#### Short problem:
Retype the data below word for word, beginning at the line that contains "Patent image size: (765, 578)." and stopping after the line that contains "The channel-shaped side 48b is at (188, 255).".

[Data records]
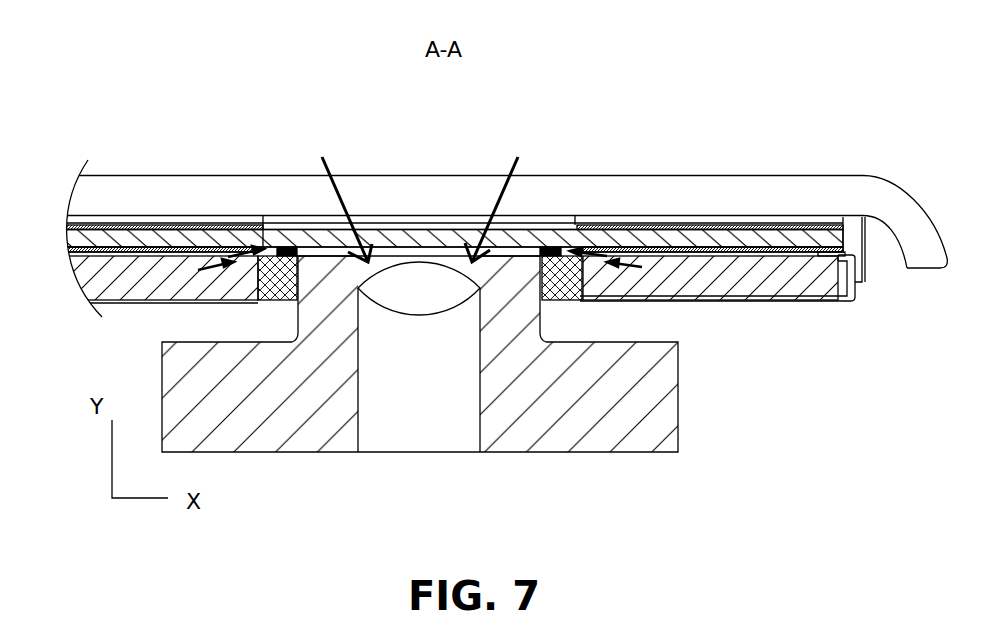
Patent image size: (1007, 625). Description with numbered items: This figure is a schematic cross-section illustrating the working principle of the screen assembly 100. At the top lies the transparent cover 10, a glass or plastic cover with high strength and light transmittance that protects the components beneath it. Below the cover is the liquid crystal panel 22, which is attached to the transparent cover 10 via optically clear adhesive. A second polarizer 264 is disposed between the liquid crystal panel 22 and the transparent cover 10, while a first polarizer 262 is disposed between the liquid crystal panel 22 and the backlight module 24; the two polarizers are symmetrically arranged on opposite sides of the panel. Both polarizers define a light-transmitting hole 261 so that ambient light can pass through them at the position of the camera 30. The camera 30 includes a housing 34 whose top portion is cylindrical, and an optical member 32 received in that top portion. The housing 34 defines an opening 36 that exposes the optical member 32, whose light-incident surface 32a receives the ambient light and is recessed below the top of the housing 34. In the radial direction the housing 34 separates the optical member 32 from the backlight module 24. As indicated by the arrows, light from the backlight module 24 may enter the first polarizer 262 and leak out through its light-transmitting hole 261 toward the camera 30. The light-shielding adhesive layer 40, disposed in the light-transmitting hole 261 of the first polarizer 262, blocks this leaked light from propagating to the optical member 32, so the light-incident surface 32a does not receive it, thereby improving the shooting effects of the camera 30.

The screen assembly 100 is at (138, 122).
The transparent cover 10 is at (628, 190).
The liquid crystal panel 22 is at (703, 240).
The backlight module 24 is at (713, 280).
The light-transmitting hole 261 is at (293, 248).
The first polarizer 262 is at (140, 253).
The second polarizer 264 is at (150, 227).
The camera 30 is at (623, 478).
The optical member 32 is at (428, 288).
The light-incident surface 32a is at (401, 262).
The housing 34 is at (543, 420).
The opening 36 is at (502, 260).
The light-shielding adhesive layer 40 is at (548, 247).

...

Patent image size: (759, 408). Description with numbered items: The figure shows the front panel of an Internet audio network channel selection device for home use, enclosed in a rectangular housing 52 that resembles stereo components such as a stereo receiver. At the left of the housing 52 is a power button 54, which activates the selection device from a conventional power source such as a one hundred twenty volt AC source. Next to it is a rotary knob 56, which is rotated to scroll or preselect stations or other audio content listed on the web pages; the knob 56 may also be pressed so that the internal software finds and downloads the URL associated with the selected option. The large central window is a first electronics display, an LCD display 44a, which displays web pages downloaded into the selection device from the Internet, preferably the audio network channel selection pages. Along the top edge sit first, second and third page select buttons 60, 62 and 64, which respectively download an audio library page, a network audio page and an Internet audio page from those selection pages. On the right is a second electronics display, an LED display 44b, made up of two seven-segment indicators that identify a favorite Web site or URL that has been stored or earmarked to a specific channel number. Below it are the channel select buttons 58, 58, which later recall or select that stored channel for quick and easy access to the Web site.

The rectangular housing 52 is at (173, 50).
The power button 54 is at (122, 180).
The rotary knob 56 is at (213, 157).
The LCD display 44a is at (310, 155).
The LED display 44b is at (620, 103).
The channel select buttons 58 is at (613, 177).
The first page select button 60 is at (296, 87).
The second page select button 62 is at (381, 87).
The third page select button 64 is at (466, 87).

...

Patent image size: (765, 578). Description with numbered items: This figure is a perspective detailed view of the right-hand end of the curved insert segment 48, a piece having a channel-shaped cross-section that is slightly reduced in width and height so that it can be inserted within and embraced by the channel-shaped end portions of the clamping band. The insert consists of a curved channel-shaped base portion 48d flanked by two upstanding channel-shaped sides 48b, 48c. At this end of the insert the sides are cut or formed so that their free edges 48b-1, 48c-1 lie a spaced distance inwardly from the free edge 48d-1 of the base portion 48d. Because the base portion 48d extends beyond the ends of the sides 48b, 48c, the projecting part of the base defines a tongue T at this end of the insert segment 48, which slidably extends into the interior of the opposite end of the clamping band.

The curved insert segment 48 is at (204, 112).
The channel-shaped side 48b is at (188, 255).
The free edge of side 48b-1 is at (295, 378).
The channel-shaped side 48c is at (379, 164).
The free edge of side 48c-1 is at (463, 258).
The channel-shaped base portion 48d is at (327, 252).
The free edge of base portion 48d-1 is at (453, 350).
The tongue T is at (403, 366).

#### Answer to this task:
Patent image size: (765, 578). Description with numbered items: This figure is a perspective detailed view of the right-hand end of the curved insert segment 48, a piece having a channel-shaped cross-section that is slightly reduced in width and height so that it can be inserted within and embraced by the channel-shaped end portions of the clamping band. The insert consists of a curved channel-shaped base portion 48d flanked by two upstanding channel-shaped sides 48b, 48c. At this end of the insert the sides are cut or formed so that their free edges 48b-1, 48c-1 lie a spaced distance inwardly from the free edge 48d-1 of the base portion 48d. Because the base portion 48d extends beyond the ends of the sides 48b, 48c, the projecting part of the base defines a tongue T at this end of the insert segment 48, which slidably extends into the interior of the opposite end of the clamping band.

The curved insert segment 48 is at (204, 112).
The channel-shaped side 48b is at (188, 255).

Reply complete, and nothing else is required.